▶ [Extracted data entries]
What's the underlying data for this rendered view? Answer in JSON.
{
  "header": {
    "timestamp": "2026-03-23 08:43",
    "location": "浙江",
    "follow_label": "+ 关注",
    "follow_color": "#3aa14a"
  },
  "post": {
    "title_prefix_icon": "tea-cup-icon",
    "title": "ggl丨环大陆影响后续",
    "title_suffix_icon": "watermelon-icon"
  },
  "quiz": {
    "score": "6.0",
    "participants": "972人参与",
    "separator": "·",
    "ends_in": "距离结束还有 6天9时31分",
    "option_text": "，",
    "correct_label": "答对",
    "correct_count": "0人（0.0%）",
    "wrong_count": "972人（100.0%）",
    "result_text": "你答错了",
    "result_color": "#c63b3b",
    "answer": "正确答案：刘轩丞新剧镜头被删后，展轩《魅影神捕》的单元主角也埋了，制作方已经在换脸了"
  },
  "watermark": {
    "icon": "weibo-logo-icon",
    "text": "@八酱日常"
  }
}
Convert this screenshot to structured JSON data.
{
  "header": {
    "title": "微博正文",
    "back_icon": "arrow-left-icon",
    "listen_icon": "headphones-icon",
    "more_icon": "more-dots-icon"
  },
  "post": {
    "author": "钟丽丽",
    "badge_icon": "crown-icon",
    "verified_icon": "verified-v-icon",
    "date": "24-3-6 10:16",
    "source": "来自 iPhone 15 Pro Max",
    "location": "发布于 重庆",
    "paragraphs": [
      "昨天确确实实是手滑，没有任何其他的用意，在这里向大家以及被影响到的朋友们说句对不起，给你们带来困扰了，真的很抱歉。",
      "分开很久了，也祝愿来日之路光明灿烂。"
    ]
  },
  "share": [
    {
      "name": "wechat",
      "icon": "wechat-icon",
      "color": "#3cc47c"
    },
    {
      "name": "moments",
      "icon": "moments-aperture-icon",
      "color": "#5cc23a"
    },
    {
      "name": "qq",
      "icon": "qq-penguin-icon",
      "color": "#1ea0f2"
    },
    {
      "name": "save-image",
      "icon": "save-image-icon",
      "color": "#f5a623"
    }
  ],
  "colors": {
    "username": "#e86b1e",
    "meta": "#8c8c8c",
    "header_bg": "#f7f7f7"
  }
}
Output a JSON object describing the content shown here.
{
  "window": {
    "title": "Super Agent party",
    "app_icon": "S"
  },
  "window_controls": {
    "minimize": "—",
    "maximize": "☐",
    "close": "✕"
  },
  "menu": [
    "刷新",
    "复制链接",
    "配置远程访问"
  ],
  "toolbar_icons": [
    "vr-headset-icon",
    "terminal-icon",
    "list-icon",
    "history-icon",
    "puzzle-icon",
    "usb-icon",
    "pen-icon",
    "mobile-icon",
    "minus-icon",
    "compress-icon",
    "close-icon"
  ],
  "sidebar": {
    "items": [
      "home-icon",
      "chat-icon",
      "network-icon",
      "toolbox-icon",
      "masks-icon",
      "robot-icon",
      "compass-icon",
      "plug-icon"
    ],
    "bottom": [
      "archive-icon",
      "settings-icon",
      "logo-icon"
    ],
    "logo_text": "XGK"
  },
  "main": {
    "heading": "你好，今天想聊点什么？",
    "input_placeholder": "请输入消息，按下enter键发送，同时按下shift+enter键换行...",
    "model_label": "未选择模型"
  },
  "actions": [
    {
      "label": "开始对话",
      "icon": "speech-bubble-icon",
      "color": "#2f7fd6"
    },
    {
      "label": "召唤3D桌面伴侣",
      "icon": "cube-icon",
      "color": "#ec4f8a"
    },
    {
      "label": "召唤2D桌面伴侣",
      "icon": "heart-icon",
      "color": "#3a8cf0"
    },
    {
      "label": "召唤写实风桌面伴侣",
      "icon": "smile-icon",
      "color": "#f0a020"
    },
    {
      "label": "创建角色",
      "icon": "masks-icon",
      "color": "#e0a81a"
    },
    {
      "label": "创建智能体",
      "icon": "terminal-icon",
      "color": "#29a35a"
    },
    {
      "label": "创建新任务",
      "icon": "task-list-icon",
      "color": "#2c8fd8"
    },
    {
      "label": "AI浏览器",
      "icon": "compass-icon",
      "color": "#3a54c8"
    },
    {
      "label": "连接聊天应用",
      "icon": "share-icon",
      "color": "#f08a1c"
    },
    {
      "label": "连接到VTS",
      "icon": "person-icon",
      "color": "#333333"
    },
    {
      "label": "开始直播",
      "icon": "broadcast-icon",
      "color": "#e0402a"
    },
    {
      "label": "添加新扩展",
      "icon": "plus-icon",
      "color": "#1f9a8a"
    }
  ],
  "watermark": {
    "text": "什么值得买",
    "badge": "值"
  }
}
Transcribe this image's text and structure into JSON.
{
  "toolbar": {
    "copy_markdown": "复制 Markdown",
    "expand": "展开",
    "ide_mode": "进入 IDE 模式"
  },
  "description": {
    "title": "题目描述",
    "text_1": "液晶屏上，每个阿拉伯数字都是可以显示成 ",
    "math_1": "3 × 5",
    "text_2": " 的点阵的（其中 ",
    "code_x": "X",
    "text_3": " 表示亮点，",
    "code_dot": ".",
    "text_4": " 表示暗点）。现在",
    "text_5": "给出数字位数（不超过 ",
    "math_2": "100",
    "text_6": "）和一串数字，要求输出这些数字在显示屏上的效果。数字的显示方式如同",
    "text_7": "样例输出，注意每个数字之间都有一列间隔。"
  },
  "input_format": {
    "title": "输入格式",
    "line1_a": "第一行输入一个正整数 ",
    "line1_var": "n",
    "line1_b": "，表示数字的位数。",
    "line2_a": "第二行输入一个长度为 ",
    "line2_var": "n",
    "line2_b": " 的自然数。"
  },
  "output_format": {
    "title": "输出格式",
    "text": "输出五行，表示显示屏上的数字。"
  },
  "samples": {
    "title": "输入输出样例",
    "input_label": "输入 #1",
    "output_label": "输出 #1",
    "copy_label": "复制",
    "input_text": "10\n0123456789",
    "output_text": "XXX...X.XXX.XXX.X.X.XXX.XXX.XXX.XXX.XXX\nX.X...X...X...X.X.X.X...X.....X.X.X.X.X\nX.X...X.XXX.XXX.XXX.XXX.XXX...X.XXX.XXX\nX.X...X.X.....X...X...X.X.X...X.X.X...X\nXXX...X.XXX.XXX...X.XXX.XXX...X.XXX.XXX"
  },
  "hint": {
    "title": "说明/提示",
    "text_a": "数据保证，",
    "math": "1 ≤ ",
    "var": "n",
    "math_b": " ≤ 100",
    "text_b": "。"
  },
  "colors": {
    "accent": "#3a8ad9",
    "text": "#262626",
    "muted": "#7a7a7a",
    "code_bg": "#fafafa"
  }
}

▶ [Task to carry out]
Quote every record above exactly.

▶ [Exercise output]
What's the underlying data for this rendered view? Answer in JSON.
{
  "header": {
    "timestamp": "2026-03-23 08:43",
    "location": "浙江",
    "follow_label": "+ 关注",
    "follow_color": "#3aa14a"
  },
  "post": {
    "title_prefix_icon": "tea-cup-icon",
    "title": "ggl丨环大陆影响后续",
    "title_suffix_icon": "watermelon-icon"
  },
  "quiz": {
    "score": "6.0",
    "participants": "972人参与",
    "separator": "·",
    "ends_in": "距离结束还有 6天9时31分",
    "option_text": "，",
    "correct_label": "答对",
    "correct_count": "0人（0.0%）",
    "wrong_count": "972人（100.0%）",
    "result_text": "你答错了",
    "result_color": "#c63b3b",
    "answer": "正确答案：刘轩丞新剧镜头被删后，展轩《魅影神捕》的单元主角也埋了，制作方已经在换脸了"
  },
  "watermark": {
    "icon": "weibo-logo-icon",
    "text": "@八酱日常"
  }
}
Convert this screenshot to structured JSON data.
{
  "header": {
    "title": "微博正文",
    "back_icon": "arrow-left-icon",
    "listen_icon": "headphones-icon",
    "more_icon": "more-dots-icon"
  },
  "post": {
    "author": "钟丽丽",
    "badge_icon": "crown-icon",
    "verified_icon": "verified-v-icon",
    "date": "24-3-6 10:16",
    "source": "来自 iPhone 15 Pro Max",
    "location": "发布于 重庆",
    "paragraphs": [
      "昨天确确实实是手滑，没有任何其他的用意，在这里向大家以及被影响到的朋友们说句对不起，给你们带来困扰了，真的很抱歉。",
      "分开很久了，也祝愿来日之路光明灿烂。"
    ]
  },
  "share": [
    {
      "name": "wechat",
      "icon": "wechat-icon",
      "color": "#3cc47c"
    },
    {
      "name": "moments",
      "icon": "moments-aperture-icon",
      "color": "#5cc23a"
    },
    {
      "name": "qq",
      "icon": "qq-penguin-icon",
      "color": "#1ea0f2"
    },
    {
      "name": "save-image",
      "icon": "save-image-icon",
      "color": "#f5a623"
    }
  ],
  "colors": {
    "username": "#e86b1e",
    "meta": "#8c8c8c",
    "header_bg": "#f7f7f7"
  }
}
Output a JSON object describing the content shown here.
{
  "window": {
    "title": "Super Agent party",
    "app_icon": "S"
  },
  "window_controls": {
    "minimize": "—",
    "maximize": "☐",
    "close": "✕"
  },
  "menu": [
    "刷新",
    "复制链接",
    "配置远程访问"
  ],
  "toolbar_icons": [
    "vr-headset-icon",
    "terminal-icon",
    "list-icon",
    "history-icon",
    "puzzle-icon",
    "usb-icon",
    "pen-icon",
    "mobile-icon",
    "minus-icon",
    "compress-icon",
    "close-icon"
  ],
  "sidebar": {
    "items": [
      "home-icon",
      "chat-icon",
      "network-icon",
      "toolbox-icon",
      "masks-icon",
      "robot-icon",
      "compass-icon",
      "plug-icon"
    ],
    "bottom": [
      "archive-icon",
      "settings-icon",
      "logo-icon"
    ],
    "logo_text": "XGK"
  },
  "main": {
    "heading": "你好，今天想聊点什么？",
    "input_placeholder": "请输入消息，按下enter键发送，同时按下shift+enter键换行...",
    "model_label": "未选择模型"
  },
  "actions": [
    {
      "label": "开始对话",
      "icon": "speech-bubble-icon",
      "color": "#2f7fd6"
    },
    {
      "label": "召唤3D桌面伴侣",
      "icon": "cube-icon",
      "color": "#ec4f8a"
    },
    {
      "label": "召唤2D桌面伴侣",
      "icon": "heart-icon",
      "color": "#3a8cf0"
    },
    {
      "label": "召唤写实风桌面伴侣",
      "icon": "smile-icon",
      "color": "#f0a020"
    },
    {
      "label": "创建角色",
      "icon": "masks-icon",
      "color": "#e0a81a"
    },
    {
      "label": "创建智能体",
      "icon": "terminal-icon",
      "color": "#29a35a"
    },
    {
      "label": "创建新任务",
      "icon": "task-list-icon",
      "color": "#2c8fd8"
    },
    {
      "label": "AI浏览器",
      "icon": "compass-icon",
      "color": "#3a54c8"
    },
    {
      "label": "连接聊天应用",
      "icon": "share-icon",
      "color": "#f08a1c"
    },
    {
      "label": "连接到VTS",
      "icon": "person-icon",
      "color": "#333333"
    },
    {
      "label": "开始直播",
      "icon": "broadcast-icon",
      "color": "#e0402a"
    },
    {
      "label": "添加新扩展",
      "icon": "plus-icon",
      "color": "#1f9a8a"
    }
  ],
  "watermark": {
    "text": "什么值得买",
    "badge": "值"
  }
}
Transcribe this image's text and structure into JSON.
{
  "toolbar": {
    "copy_markdown": "复制 Markdown",
    "expand": "展开",
    "ide_mode": "进入 IDE 模式"
  },
  "description": {
    "title": "题目描述",
    "text_1": "液晶屏上，每个阿拉伯数字都是可以显示成 ",
    "math_1": "3 × 5",
    "text_2": " 的点阵的（其中 ",
    "code_x": "X",
    "text_3": " 表示亮点，",
    "code_dot": ".",
    "text_4": " 表示暗点）。现在",
    "text_5": "给出数字位数（不超过 ",
    "math_2": "100",
    "text_6": "）和一串数字，要求输出这些数字在显示屏上的效果。数字的显示方式如同",
    "text_7": "样例输出，注意每个数字之间都有一列间隔。"
  },
  "input_format": {
    "title": "输入格式",
    "line1_a": "第一行输入一个正整数 ",
    "line1_var": "n",
    "line1_b": "，表示数字的位数。",
    "line2_a": "第二行输入一个长度为 ",
    "line2_var": "n",
    "line2_b": " 的自然数。"
  },
  "output_format": {
    "title": "输出格式",
    "text": "输出五行，表示显示屏上的数字。"
  },
  "samples": {
    "title": "输入输出样例",
    "input_label": "输入 #1",
    "output_label": "输出 #1",
    "copy_label": "复制",
    "input_text": "10\n0123456789",
    "output_text": "XXX...X.XXX.XXX.X.X.XXX.XXX.XXX.XXX.XXX\nX.X...X...X...X.X.X.X...X.....X.X.X.X.X\nX.X...X.XXX.XXX.XXX.XXX.XXX...X.XXX.XXX\nX.X...X.X.....X...X...X.X.X...X.X.X...X\nXXX...X.XXX.XXX...X.XXX.XXX...X.XXX.XXX"
  },
  "hint": {
    "title": "说明/提示",
    "text_a": "数据保证，",
    "math": "1 ≤ ",
    "var": "n",
    "math_b": " ≤ 100",
    "text_b": "。"
  },
  "colors": {
    "accent": "#3a8ad9",
    "text": "#262626",
    "muted": "#7a7a7a",
    "code_bg": "#fafafa"
  }
}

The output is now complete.